### What you will do
Tally the lines of the listing that contain the word "first", then give the total and nothing else.

### Data excerpts
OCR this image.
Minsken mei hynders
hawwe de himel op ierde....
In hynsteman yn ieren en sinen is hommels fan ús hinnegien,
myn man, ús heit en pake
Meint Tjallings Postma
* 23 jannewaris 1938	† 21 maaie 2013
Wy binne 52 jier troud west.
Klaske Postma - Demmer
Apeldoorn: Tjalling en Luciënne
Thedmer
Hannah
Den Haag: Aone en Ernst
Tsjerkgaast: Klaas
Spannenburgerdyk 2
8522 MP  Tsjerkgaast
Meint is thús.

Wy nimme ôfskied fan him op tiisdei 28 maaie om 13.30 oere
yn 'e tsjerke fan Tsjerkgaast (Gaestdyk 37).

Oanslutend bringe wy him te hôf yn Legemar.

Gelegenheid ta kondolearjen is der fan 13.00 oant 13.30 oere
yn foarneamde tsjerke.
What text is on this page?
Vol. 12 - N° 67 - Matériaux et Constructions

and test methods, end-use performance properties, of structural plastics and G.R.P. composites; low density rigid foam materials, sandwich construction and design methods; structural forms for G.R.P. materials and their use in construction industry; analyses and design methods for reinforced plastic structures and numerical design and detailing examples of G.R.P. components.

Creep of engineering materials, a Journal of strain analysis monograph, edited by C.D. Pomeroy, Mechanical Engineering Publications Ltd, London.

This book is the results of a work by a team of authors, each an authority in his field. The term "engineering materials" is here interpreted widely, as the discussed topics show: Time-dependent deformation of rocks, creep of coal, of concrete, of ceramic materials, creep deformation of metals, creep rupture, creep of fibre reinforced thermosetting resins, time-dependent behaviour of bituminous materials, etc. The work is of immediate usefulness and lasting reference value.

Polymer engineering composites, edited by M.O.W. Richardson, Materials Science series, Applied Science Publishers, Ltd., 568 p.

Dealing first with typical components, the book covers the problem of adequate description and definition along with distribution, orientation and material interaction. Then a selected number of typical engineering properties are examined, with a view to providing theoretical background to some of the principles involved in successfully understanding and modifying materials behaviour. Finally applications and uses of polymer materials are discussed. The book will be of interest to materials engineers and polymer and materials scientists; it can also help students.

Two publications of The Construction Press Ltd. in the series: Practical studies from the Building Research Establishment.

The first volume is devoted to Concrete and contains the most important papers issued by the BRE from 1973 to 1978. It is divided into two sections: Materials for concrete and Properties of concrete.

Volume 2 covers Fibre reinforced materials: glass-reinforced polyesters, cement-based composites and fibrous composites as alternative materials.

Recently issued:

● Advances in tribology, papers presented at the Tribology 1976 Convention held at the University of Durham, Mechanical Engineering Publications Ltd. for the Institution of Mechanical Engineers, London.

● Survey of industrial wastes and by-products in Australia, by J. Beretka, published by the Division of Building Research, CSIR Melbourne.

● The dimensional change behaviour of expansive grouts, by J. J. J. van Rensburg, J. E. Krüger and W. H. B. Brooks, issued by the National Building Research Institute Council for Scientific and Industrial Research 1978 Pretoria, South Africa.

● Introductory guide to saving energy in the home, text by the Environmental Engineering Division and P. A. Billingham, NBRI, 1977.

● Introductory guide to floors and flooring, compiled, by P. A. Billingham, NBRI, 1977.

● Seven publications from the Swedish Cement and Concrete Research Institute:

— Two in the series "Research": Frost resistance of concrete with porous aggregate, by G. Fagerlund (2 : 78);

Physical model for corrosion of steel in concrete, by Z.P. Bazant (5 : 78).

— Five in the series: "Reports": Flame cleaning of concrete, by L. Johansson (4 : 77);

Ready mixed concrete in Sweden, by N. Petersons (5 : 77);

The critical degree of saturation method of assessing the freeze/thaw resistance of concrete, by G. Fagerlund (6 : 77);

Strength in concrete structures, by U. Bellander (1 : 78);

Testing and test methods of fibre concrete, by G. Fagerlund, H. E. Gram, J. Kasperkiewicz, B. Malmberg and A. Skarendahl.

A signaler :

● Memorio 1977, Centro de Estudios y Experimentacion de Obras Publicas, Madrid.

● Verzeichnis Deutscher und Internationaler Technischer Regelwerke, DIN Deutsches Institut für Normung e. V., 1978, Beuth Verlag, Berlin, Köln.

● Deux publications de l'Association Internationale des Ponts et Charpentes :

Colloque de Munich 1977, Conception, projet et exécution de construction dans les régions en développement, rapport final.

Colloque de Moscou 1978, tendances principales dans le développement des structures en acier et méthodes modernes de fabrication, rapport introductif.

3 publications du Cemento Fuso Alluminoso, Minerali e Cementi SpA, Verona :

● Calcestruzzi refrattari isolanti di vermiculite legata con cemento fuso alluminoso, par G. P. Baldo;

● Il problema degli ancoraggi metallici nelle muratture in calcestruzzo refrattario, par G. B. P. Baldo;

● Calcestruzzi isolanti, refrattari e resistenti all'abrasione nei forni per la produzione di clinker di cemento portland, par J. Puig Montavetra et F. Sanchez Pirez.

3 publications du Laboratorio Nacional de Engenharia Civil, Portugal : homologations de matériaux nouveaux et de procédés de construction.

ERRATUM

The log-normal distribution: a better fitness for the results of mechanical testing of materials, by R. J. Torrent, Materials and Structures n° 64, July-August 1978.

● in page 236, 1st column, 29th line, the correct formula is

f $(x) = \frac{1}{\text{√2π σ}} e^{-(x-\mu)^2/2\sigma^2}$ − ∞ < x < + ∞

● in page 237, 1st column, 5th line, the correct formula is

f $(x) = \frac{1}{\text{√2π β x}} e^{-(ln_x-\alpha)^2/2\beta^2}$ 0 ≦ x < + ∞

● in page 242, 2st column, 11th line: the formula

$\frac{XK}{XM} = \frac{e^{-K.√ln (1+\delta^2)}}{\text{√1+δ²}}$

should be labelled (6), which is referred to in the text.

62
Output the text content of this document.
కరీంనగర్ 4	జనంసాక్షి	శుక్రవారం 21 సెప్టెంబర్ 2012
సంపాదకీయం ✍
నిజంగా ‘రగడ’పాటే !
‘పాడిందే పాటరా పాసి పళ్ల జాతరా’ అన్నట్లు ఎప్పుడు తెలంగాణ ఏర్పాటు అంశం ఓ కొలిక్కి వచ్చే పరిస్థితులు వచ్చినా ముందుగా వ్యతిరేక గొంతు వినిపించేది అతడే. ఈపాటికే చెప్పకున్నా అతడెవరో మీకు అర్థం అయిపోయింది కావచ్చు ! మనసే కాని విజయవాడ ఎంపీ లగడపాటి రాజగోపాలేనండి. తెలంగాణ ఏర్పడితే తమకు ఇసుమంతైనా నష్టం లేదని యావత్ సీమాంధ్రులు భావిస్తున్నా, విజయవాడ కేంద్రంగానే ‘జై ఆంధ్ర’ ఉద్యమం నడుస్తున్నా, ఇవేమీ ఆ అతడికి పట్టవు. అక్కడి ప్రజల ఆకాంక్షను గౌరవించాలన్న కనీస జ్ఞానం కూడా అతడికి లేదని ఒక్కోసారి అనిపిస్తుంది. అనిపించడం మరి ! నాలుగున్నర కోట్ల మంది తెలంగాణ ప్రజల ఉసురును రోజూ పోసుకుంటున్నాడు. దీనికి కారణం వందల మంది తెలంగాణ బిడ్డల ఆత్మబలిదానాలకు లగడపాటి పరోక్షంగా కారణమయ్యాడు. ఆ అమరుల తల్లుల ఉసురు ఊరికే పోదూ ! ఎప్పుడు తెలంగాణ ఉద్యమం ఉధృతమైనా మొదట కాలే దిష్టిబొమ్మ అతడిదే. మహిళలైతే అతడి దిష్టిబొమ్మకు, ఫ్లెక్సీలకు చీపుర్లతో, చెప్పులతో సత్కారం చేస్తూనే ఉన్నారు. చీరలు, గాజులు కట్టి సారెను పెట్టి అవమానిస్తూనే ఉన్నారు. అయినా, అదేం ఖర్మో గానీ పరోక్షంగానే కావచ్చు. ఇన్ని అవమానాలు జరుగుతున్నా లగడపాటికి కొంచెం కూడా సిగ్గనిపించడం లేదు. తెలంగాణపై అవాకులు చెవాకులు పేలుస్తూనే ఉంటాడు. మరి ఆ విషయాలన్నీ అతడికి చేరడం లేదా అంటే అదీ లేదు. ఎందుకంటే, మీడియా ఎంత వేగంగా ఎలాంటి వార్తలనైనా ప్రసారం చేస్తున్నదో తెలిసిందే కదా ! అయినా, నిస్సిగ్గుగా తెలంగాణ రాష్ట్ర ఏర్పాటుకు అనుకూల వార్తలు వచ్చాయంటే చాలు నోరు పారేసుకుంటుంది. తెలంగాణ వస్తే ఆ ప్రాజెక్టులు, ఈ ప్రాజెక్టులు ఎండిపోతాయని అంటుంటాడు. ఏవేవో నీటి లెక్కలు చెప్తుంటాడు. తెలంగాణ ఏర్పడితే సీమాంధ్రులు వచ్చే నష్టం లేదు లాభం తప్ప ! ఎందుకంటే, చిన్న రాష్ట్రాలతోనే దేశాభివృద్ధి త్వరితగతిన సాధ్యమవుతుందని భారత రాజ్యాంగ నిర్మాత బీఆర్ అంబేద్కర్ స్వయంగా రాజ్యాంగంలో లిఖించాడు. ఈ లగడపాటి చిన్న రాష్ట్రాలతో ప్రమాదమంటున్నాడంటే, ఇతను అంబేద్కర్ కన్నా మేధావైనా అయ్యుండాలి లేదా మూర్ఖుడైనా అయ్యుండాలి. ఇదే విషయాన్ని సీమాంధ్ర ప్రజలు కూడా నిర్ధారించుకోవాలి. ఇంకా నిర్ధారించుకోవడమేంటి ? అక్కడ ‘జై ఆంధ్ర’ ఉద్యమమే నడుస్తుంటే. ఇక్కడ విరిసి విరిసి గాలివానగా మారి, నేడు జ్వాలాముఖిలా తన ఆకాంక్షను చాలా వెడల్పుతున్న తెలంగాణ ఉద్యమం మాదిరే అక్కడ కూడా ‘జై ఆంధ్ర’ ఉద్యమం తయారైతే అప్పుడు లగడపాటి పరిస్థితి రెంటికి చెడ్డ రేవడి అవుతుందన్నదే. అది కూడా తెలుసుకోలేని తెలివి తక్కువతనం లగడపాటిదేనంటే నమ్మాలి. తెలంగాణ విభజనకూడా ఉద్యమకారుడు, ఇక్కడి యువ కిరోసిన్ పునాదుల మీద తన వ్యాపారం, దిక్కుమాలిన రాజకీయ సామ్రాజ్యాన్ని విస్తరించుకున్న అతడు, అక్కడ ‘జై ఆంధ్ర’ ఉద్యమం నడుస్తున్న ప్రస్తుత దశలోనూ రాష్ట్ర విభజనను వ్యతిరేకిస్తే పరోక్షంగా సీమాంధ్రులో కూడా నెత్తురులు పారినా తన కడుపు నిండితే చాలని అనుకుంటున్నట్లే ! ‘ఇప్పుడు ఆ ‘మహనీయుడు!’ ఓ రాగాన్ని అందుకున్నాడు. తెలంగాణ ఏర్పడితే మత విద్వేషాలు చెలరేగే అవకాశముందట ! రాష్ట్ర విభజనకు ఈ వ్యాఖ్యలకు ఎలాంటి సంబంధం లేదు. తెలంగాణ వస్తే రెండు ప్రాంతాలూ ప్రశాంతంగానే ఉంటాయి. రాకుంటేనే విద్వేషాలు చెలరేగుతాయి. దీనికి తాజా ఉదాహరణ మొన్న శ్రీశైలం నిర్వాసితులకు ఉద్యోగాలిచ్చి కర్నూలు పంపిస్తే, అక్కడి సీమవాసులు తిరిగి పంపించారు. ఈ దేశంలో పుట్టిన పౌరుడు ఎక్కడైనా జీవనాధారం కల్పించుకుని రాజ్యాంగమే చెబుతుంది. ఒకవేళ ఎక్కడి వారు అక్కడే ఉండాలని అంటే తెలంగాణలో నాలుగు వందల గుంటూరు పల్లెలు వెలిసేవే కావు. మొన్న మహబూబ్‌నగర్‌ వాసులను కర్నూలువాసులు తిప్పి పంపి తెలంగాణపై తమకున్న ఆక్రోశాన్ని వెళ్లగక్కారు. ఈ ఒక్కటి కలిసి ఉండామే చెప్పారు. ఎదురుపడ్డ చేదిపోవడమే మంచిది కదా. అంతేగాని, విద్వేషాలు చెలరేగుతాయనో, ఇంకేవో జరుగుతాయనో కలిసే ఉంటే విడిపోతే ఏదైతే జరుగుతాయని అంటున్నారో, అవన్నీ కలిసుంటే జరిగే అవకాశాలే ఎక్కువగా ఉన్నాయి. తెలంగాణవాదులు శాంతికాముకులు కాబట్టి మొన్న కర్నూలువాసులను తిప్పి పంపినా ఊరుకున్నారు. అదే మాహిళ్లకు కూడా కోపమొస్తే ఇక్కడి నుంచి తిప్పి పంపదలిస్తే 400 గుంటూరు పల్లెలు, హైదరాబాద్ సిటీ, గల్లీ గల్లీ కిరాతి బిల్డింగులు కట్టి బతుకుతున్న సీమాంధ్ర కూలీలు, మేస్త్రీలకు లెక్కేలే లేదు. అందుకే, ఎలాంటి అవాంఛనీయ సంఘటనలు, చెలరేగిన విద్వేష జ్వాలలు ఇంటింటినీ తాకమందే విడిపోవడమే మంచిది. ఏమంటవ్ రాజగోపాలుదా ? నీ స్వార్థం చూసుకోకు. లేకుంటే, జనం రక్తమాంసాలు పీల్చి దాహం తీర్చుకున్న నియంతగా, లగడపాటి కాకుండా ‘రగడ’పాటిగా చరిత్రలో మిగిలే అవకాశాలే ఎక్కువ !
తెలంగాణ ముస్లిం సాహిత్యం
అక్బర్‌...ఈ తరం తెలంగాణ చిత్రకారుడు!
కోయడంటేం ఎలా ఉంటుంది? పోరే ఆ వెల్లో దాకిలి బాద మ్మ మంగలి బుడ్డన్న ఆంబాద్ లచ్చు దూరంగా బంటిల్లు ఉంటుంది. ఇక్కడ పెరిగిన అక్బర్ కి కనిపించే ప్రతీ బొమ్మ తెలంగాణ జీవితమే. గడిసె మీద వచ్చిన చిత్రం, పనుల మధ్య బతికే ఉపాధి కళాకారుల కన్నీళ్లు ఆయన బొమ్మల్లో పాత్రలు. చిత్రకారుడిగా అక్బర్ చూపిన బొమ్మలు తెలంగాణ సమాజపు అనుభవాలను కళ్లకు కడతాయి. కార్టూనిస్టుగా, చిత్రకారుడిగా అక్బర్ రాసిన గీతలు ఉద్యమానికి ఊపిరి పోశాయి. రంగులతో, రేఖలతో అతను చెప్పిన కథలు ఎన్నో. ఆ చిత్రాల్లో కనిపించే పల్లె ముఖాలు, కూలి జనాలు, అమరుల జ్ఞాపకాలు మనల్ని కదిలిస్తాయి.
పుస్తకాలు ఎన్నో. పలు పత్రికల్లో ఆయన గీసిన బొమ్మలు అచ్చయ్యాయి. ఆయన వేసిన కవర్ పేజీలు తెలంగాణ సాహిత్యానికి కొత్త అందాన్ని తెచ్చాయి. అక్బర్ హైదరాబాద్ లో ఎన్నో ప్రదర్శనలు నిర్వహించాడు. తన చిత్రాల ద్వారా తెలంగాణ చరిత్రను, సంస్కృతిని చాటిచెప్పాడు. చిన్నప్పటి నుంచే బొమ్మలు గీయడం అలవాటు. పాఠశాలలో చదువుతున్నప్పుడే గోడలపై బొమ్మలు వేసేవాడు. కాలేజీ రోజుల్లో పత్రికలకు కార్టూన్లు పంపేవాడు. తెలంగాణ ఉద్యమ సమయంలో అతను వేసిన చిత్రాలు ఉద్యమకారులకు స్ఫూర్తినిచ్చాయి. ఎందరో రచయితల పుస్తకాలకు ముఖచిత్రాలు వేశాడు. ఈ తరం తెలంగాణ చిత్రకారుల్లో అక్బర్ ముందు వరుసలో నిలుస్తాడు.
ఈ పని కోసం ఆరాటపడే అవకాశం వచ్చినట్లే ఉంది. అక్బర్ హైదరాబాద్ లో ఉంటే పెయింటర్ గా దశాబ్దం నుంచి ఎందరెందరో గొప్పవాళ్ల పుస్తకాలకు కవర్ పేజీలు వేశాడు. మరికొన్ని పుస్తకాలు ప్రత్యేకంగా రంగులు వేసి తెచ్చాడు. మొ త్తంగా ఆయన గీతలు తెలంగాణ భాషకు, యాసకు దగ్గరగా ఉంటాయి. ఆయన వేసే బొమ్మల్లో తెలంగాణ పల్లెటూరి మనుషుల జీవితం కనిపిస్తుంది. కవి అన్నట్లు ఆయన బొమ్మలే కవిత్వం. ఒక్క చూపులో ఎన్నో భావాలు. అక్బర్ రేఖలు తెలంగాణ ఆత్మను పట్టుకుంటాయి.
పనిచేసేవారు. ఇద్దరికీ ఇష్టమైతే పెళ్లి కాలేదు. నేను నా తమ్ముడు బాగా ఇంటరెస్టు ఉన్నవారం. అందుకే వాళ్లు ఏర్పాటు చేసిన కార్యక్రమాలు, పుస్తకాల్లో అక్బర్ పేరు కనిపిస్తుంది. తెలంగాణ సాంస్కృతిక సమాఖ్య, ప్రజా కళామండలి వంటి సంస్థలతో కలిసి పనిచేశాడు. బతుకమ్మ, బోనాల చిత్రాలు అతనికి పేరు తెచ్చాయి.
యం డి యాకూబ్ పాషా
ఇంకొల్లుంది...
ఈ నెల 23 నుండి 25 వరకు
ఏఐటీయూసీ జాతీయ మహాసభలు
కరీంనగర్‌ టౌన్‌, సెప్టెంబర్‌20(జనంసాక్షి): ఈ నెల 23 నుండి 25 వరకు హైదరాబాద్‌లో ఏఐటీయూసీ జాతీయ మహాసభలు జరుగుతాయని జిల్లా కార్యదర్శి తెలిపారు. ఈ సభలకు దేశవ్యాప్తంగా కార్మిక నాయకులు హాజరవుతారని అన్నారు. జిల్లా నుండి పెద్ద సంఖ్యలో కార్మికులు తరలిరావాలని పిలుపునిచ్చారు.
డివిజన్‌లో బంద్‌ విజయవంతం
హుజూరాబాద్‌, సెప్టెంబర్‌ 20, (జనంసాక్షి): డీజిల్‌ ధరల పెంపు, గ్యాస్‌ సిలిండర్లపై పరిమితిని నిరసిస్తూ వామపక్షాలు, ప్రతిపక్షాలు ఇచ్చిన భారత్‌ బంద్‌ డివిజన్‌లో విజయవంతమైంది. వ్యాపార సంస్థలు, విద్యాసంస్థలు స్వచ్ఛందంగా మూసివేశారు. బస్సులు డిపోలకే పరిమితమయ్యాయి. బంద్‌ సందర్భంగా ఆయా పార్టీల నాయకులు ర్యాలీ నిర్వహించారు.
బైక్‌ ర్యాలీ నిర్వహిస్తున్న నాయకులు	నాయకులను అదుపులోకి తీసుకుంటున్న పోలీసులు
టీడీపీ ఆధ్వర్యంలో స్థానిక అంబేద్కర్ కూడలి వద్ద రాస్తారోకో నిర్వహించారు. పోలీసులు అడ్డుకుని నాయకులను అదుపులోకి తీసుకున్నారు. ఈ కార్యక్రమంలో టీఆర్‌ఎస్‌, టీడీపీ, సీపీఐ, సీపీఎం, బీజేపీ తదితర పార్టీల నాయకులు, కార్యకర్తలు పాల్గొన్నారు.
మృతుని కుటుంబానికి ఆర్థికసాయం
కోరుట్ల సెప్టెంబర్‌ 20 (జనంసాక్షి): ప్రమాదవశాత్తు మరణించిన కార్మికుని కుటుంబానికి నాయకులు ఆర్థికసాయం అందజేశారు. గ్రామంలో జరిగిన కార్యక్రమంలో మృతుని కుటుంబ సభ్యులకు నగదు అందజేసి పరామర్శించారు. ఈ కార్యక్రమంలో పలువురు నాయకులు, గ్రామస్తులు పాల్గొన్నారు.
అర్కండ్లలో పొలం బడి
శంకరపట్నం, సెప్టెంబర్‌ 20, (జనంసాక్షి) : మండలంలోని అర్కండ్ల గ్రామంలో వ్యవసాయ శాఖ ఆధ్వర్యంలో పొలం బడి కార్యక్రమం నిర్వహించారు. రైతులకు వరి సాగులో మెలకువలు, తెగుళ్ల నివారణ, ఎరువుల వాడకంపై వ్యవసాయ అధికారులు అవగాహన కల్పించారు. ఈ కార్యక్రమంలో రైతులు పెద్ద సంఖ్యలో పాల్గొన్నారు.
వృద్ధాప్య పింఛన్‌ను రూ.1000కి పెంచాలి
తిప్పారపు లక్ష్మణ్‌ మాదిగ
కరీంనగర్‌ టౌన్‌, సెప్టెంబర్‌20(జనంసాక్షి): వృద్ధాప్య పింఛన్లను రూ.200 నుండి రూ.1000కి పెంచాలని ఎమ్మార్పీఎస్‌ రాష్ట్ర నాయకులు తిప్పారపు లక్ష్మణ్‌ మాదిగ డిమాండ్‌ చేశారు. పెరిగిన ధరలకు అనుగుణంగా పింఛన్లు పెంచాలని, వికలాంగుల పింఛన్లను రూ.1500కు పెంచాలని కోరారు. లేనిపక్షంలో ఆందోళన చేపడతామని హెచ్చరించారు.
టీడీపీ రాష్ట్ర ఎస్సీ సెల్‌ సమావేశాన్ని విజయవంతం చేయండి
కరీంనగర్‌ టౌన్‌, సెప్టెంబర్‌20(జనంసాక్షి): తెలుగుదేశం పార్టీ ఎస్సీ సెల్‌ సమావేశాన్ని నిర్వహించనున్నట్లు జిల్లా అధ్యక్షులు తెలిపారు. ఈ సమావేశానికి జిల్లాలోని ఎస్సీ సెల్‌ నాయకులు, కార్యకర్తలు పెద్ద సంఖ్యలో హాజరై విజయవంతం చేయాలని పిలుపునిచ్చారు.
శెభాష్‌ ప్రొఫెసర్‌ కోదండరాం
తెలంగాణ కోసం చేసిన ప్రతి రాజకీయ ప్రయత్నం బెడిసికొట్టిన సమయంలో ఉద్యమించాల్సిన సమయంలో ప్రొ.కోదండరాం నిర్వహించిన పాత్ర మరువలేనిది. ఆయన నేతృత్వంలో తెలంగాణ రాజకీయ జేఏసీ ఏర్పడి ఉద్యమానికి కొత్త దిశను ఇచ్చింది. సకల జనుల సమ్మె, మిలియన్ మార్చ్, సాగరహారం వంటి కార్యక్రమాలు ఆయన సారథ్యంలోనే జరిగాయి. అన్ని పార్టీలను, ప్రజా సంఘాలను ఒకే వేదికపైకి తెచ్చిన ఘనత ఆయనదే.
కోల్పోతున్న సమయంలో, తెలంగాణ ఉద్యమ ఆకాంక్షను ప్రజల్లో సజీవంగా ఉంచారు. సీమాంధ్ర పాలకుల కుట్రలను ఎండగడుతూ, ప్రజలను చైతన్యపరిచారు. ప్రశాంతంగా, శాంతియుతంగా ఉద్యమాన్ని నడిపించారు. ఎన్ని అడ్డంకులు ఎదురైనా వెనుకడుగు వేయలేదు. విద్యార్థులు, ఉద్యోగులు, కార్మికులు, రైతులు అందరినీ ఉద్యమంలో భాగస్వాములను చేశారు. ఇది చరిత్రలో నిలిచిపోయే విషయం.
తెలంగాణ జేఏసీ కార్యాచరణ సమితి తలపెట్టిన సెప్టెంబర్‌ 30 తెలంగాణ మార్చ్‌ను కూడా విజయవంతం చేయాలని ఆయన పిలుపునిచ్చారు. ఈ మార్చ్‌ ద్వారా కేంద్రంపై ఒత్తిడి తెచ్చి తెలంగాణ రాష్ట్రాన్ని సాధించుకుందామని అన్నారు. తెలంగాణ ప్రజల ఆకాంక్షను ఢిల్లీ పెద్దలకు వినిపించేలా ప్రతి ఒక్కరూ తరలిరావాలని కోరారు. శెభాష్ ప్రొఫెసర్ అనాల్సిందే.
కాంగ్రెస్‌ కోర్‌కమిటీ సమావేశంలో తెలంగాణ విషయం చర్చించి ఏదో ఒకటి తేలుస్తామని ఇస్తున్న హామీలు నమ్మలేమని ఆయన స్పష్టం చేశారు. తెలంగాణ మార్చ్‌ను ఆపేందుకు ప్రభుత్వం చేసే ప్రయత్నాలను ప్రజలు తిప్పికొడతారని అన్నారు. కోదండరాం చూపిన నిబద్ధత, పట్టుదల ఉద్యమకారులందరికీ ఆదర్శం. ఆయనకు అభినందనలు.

### Solved exercise
2